TASK INPUT
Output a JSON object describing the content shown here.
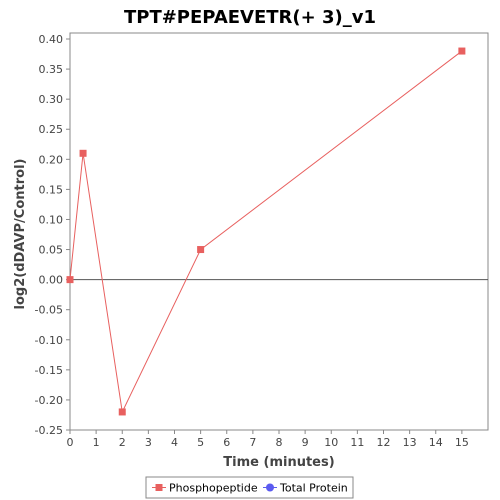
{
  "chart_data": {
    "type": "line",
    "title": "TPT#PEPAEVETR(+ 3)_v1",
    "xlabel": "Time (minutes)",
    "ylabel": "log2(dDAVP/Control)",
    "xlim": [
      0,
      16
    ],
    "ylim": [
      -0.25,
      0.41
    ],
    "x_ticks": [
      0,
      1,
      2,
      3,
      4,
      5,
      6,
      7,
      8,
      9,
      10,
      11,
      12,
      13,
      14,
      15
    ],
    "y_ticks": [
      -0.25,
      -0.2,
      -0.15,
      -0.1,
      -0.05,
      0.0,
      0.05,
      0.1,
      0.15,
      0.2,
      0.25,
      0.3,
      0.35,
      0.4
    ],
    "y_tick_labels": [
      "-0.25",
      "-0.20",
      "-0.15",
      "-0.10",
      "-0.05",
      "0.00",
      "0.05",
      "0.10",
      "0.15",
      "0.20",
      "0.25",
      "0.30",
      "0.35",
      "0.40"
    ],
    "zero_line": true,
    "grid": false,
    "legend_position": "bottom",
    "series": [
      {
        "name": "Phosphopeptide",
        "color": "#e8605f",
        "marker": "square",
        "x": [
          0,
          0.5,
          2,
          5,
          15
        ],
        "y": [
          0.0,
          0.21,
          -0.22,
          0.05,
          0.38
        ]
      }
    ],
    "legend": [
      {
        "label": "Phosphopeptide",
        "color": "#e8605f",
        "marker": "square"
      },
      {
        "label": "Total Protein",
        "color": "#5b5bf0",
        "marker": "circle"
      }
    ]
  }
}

---

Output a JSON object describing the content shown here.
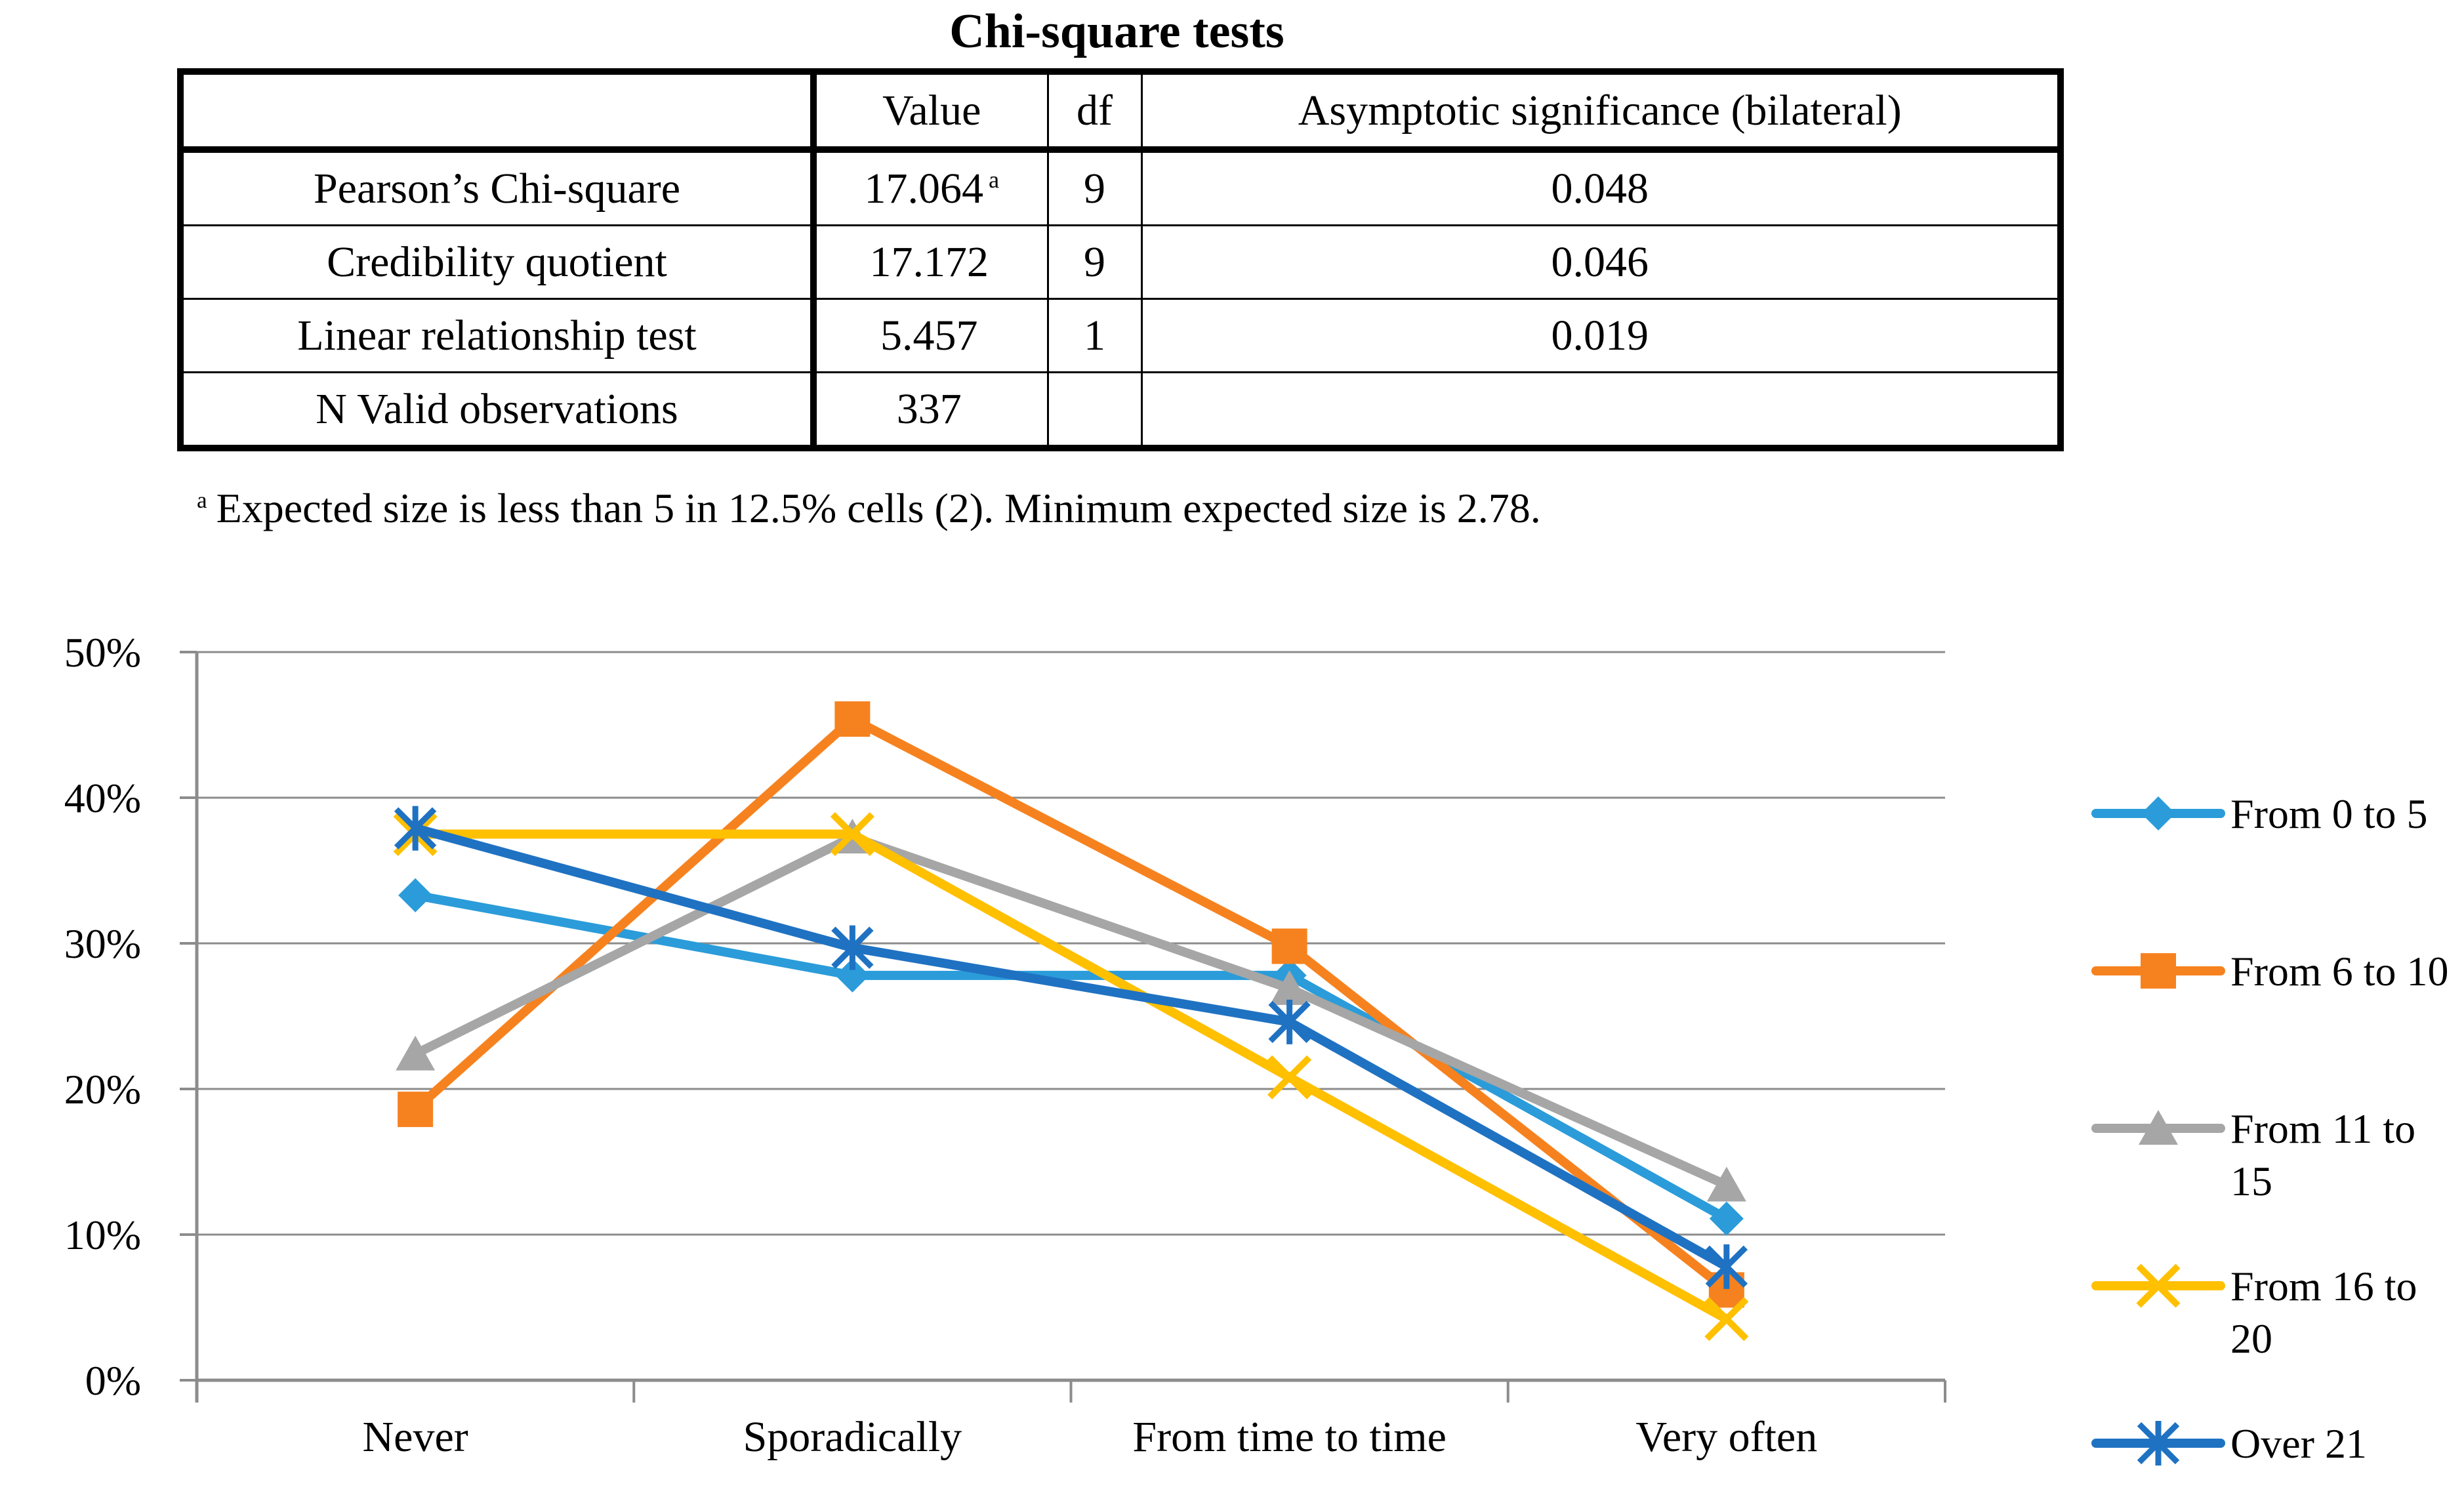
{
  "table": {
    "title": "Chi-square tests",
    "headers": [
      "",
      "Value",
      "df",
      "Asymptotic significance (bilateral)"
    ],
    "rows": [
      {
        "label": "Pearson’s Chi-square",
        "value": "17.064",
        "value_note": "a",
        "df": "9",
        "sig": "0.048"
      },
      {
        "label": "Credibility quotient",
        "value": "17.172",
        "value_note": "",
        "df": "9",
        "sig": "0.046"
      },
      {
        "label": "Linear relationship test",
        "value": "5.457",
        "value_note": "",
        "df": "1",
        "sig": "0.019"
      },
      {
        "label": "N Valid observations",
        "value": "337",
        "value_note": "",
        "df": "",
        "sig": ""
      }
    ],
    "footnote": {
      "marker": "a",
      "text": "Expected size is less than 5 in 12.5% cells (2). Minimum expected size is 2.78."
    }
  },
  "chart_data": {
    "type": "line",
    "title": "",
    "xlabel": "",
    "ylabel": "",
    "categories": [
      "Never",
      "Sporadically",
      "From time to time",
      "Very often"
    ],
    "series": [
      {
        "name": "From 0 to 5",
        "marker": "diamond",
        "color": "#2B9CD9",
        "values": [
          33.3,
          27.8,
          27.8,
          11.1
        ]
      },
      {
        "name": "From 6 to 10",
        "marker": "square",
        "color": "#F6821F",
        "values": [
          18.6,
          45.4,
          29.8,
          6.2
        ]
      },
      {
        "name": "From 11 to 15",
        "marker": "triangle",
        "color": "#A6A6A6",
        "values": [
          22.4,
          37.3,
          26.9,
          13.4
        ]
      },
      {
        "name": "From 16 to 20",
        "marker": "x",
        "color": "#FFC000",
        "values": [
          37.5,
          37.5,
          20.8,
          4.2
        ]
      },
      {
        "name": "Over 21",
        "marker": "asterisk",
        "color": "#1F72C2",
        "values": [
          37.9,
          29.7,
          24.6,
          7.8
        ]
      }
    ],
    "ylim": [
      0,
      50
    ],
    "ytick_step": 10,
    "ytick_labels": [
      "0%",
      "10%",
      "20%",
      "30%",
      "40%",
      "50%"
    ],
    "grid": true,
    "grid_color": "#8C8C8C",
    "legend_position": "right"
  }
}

YOUR GOAL
Find and copy each line of the material that holds the word "square".

THE ANSWER
        "marker": "square",
        "marker": "square"
    "title": "Chi-square tests",
        "label": "Pearson’s Chi-square",
        "marker": "square",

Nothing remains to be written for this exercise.